# [DATA SHOWN]
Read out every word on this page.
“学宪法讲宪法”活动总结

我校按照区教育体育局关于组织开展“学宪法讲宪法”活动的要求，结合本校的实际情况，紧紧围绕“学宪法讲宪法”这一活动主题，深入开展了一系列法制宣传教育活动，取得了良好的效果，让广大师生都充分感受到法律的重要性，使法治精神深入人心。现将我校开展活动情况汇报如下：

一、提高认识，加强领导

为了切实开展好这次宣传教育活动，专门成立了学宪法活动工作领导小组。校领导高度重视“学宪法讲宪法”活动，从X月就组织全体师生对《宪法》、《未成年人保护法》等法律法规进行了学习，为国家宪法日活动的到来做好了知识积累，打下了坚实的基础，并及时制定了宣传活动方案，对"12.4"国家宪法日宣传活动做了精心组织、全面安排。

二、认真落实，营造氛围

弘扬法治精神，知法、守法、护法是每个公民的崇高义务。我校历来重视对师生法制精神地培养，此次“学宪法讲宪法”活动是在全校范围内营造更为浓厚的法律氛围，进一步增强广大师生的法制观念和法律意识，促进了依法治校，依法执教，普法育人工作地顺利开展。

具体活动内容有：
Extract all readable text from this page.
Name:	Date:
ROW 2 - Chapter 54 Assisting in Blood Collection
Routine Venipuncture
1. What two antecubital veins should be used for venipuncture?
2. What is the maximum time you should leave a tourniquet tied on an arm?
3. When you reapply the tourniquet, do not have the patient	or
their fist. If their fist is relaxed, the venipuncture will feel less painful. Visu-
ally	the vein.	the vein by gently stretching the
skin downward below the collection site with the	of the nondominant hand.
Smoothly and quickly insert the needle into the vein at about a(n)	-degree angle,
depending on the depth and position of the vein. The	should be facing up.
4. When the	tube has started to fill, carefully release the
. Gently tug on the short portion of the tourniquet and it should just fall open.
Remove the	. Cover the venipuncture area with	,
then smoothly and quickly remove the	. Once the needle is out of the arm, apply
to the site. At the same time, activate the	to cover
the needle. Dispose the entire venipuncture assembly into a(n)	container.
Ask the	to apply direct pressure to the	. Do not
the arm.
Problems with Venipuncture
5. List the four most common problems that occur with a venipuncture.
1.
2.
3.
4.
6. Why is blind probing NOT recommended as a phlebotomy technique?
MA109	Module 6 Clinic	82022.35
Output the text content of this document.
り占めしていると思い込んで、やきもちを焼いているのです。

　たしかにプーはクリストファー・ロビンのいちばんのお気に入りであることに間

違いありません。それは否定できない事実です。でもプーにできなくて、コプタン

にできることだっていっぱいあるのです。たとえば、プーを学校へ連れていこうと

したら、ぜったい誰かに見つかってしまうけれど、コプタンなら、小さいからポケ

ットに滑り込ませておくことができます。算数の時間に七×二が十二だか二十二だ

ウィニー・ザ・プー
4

# [PROBLEM DETAILS]
Your task is to repeat the data exactly; please include every line.

# [EXERCISE SOLUTION]
Read out every word on this page.
“学宪法讲宪法”活动总结

我校按照区教育体育局关于组织开展“学宪法讲宪法”活动的要求，结合本校的实际情况，紧紧围绕“学宪法讲宪法”这一活动主题，深入开展了一系列法制宣传教育活动，取得了良好的效果，让广大师生都充分感受到法律的重要性，使法治精神深入人心。现将我校开展活动情况汇报如下：

一、提高认识，加强领导

为了切实开展好这次宣传教育活动，专门成立了学宪法活动工作领导小组。校领导高度重视“学宪法讲宪法”活动，从X月就组织全体师生对《宪法》、《未成年人保护法》等法律法规进行了学习，为国家宪法日活动的到来做好了知识积累，打下了坚实的基础，并及时制定了宣传活动方案，对"12.4"国家宪法日宣传活动做了精心组织、全面安排。

二、认真落实，营造氛围

弘扬法治精神，知法、守法、护法是每个公民的崇高义务。我校历来重视对师生法制精神地培养，此次“学宪法讲宪法”活动是在全校范围内营造更为浓厚的法律氛围，进一步增强广大师生的法制观念和法律意识，促进了依法治校，依法执教，普法育人工作地顺利开展。

具体活动内容有：
Extract all readable text from this page.
Name:	Date:
ROW 2 - Chapter 54 Assisting in Blood Collection
Routine Venipuncture
1. What two antecubital veins should be used for venipuncture?
2. What is the maximum time you should leave a tourniquet tied on an arm?
3. When you reapply the tourniquet, do not have the patient	or
their fist. If their fist is relaxed, the venipuncture will feel less painful. Visu-
ally	the vein.	the vein by gently stretching the
skin downward below the collection site with the	of the nondominant hand.
Smoothly and quickly insert the needle into the vein at about a(n)	-degree angle,
depending on the depth and position of the vein. The	should be facing up.
4. When the	tube has started to fill, carefully release the
. Gently tug on the short portion of the tourniquet and it should just fall open.
Remove the	. Cover the venipuncture area with	,
then smoothly and quickly remove the	. Once the needle is out of the arm, apply
to the site. At the same time, activate the	to cover
the needle. Dispose the entire venipuncture assembly into a(n)	container.
Ask the	to apply direct pressure to the	. Do not
the arm.
Problems with Venipuncture
5. List the four most common problems that occur with a venipuncture.
1.
2.
3.
4.
6. Why is blind probing NOT recommended as a phlebotomy technique?
MA109	Module 6 Clinic	82022.35
Output the text content of this document.
り占めしていると思い込んで、やきもちを焼いているのです。

　たしかにプーはクリストファー・ロビンのいちばんのお気に入りであることに間

違いありません。それは否定できない事実です。でもプーにできなくて、コプタン

にできることだっていっぱいあるのです。たとえば、プーを学校へ連れていこうと

したら、ぜったい誰かに見つかってしまうけれど、コプタンなら、小さいからポケ

ットに滑り込ませておくことができます。算数の時間に七×二が十二だか二十二だ

ウィニー・ザ・プー
4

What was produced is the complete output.